_DATA SHOWN_
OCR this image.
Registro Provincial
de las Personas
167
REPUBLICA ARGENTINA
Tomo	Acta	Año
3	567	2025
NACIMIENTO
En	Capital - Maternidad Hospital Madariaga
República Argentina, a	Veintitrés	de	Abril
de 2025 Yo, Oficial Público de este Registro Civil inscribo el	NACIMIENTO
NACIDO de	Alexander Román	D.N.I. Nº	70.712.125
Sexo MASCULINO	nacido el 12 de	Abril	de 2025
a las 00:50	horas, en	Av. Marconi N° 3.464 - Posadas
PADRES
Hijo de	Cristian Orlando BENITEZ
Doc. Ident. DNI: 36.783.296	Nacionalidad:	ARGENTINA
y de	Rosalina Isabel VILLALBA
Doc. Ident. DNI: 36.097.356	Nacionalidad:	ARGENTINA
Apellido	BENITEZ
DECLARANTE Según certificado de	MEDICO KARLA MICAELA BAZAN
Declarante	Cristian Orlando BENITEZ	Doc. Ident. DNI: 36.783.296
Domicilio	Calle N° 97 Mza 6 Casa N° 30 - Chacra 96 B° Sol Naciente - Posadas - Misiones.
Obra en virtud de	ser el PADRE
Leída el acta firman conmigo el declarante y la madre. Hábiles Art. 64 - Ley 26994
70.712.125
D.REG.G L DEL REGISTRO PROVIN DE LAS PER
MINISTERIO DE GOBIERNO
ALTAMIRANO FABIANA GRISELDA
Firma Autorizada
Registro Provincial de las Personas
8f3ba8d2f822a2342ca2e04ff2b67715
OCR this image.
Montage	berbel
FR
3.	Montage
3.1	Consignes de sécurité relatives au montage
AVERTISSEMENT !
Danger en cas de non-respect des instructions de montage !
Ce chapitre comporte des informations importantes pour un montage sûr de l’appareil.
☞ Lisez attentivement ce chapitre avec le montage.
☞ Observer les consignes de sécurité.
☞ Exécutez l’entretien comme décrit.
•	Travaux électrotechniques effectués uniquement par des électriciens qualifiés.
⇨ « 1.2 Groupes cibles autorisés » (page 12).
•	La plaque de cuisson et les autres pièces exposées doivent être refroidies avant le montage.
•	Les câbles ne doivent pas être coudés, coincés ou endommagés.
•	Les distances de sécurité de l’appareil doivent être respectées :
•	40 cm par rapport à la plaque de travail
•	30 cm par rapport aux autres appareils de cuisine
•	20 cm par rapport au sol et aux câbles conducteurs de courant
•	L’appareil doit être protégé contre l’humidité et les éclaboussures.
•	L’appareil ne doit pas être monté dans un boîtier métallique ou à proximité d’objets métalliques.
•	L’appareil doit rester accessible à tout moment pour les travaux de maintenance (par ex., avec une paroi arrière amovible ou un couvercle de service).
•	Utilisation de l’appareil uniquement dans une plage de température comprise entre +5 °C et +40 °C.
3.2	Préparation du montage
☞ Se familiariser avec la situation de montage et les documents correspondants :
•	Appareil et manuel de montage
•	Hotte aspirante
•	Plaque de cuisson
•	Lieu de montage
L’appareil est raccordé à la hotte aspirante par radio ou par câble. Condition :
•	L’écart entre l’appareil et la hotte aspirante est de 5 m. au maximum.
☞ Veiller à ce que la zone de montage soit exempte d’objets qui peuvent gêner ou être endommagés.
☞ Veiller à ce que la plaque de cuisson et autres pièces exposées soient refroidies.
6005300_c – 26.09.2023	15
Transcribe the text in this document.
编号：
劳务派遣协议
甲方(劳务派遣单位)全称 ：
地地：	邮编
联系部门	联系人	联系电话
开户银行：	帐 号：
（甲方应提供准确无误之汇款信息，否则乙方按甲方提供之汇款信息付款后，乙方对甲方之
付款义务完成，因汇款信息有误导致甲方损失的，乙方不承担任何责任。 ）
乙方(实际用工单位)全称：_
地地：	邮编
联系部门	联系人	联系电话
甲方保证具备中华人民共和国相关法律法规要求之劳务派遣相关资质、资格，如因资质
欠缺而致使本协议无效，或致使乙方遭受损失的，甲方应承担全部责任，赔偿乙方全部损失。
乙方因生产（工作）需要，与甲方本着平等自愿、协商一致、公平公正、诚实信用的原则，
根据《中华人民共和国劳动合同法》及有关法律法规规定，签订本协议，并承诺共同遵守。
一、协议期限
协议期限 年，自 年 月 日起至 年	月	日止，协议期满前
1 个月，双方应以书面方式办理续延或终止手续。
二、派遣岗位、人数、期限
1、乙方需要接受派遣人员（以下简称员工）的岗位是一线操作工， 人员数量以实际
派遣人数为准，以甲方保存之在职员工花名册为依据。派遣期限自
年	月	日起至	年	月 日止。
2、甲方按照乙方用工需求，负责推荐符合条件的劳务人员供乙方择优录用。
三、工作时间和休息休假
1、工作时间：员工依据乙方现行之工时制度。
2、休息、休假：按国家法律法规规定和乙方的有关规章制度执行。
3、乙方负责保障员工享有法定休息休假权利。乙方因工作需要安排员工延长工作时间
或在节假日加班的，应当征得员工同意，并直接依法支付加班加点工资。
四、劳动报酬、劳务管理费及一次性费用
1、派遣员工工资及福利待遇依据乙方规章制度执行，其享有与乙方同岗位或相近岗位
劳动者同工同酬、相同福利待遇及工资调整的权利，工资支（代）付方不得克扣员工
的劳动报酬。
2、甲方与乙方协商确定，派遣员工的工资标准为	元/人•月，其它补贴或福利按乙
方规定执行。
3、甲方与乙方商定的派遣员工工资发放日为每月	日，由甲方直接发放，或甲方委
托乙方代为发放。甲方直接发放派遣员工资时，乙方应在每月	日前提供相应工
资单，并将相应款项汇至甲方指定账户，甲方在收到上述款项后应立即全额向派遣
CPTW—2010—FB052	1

_WHAT IS BEING ASKED_
Extract, word for word, each line of the listing above.

_COMPLETED EXERCISE_
OCR this image.
Registro Provincial
de las Personas
167
REPUBLICA ARGENTINA
Tomo	Acta	Año
3	567	2025
NACIMIENTO
En	Capital - Maternidad Hospital Madariaga
República Argentina, a	Veintitrés	de	Abril
de 2025 Yo, Oficial Público de este Registro Civil inscribo el	NACIMIENTO
NACIDO de	Alexander Román	D.N.I. Nº	70.712.125
Sexo MASCULINO	nacido el 12 de	Abril	de 2025
a las 00:50	horas, en	Av. Marconi N° 3.464 - Posadas
PADRES
Hijo de	Cristian Orlando BENITEZ
Doc. Ident. DNI: 36.783.296	Nacionalidad:	ARGENTINA
y de	Rosalina Isabel VILLALBA
Doc. Ident. DNI: 36.097.356	Nacionalidad:	ARGENTINA
Apellido	BENITEZ
DECLARANTE Según certificado de	MEDICO KARLA MICAELA BAZAN
Declarante	Cristian Orlando BENITEZ	Doc. Ident. DNI: 36.783.296
Domicilio	Calle N° 97 Mza 6 Casa N° 30 - Chacra 96 B° Sol Naciente - Posadas - Misiones.
Obra en virtud de	ser el PADRE
Leída el acta firman conmigo el declarante y la madre. Hábiles Art. 64 - Ley 26994
70.712.125
D.REG.G L DEL REGISTRO PROVIN DE LAS PER
MINISTERIO DE GOBIERNO
ALTAMIRANO FABIANA GRISELDA
Firma Autorizada
Registro Provincial de las Personas
8f3ba8d2f822a2342ca2e04ff2b67715
OCR this image.
Montage	berbel
FR
3.	Montage
3.1	Consignes de sécurité relatives au montage
AVERTISSEMENT !
Danger en cas de non-respect des instructions de montage !
Ce chapitre comporte des informations importantes pour un montage sûr de l’appareil.
☞ Lisez attentivement ce chapitre avec le montage.
☞ Observer les consignes de sécurité.
☞ Exécutez l’entretien comme décrit.
•	Travaux électrotechniques effectués uniquement par des électriciens qualifiés.
⇨ « 1.2 Groupes cibles autorisés » (page 12).
•	La plaque de cuisson et les autres pièces exposées doivent être refroidies avant le montage.
•	Les câbles ne doivent pas être coudés, coincés ou endommagés.
•	Les distances de sécurité de l’appareil doivent être respectées :
•	40 cm par rapport à la plaque de travail
•	30 cm par rapport aux autres appareils de cuisine
•	20 cm par rapport au sol et aux câbles conducteurs de courant
•	L’appareil doit être protégé contre l’humidité et les éclaboussures.
•	L’appareil ne doit pas être monté dans un boîtier métallique ou à proximité d’objets métalliques.
•	L’appareil doit rester accessible à tout moment pour les travaux de maintenance (par ex., avec une paroi arrière amovible ou un couvercle de service).
•	Utilisation de l’appareil uniquement dans une plage de température comprise entre +5 °C et +40 °C.
3.2	Préparation du montage
☞ Se familiariser avec la situation de montage et les documents correspondants :
•	Appareil et manuel de montage
•	Hotte aspirante
•	Plaque de cuisson
•	Lieu de montage
L’appareil est raccordé à la hotte aspirante par radio ou par câble. Condition :
•	L’écart entre l’appareil et la hotte aspirante est de 5 m. au maximum.
☞ Veiller à ce que la zone de montage soit exempte d’objets qui peuvent gêner ou être endommagés.
☞ Veiller à ce que la plaque de cuisson et autres pièces exposées soient refroidies.
6005300_c – 26.09.2023	15
Transcribe the text in this document.
编号：
劳务派遣协议
甲方(劳务派遣单位)全称 ：
地地：	邮编
联系部门	联系人	联系电话
开户银行：	帐 号：
（甲方应提供准确无误之汇款信息，否则乙方按甲方提供之汇款信息付款后，乙方对甲方之
付款义务完成，因汇款信息有误导致甲方损失的，乙方不承担任何责任。 ）
乙方(实际用工单位)全称：_
地地：	邮编
联系部门	联系人	联系电话
甲方保证具备中华人民共和国相关法律法规要求之劳务派遣相关资质、资格，如因资质
欠缺而致使本协议无效，或致使乙方遭受损失的，甲方应承担全部责任，赔偿乙方全部损失。
乙方因生产（工作）需要，与甲方本着平等自愿、协商一致、公平公正、诚实信用的原则，
根据《中华人民共和国劳动合同法》及有关法律法规规定，签订本协议，并承诺共同遵守。
一、协议期限
协议期限 年，自 年 月 日起至 年	月	日止，协议期满前
1 个月，双方应以书面方式办理续延或终止手续。
二、派遣岗位、人数、期限
1、乙方需要接受派遣人员（以下简称员工）的岗位是一线操作工， 人员数量以实际
派遣人数为准，以甲方保存之在职员工花名册为依据。派遣期限自
年	月	日起至	年	月 日止。
2、甲方按照乙方用工需求，负责推荐符合条件的劳务人员供乙方择优录用。
三、工作时间和休息休假
1、工作时间：员工依据乙方现行之工时制度。
2、休息、休假：按国家法律法规规定和乙方的有关规章制度执行。
3、乙方负责保障员工享有法定休息休假权利。乙方因工作需要安排员工延长工作时间
或在节假日加班的，应当征得员工同意，并直接依法支付加班加点工资。
四、劳动报酬、劳务管理费及一次性费用
1、派遣员工工资及福利待遇依据乙方规章制度执行，其享有与乙方同岗位或相近岗位
劳动者同工同酬、相同福利待遇及工资调整的权利，工资支（代）付方不得克扣员工
的劳动报酬。
2、甲方与乙方协商确定，派遣员工的工资标准为	元/人•月，其它补贴或福利按乙
方规定执行。
3、甲方与乙方商定的派遣员工工资发放日为每月	日，由甲方直接发放，或甲方委
托乙方代为发放。甲方直接发放派遣员工资时，乙方应在每月	日前提供相应工
资单，并将相应款项汇至甲方指定账户，甲方在收到上述款项后应立即全额向派遣
CPTW—2010—FB052	1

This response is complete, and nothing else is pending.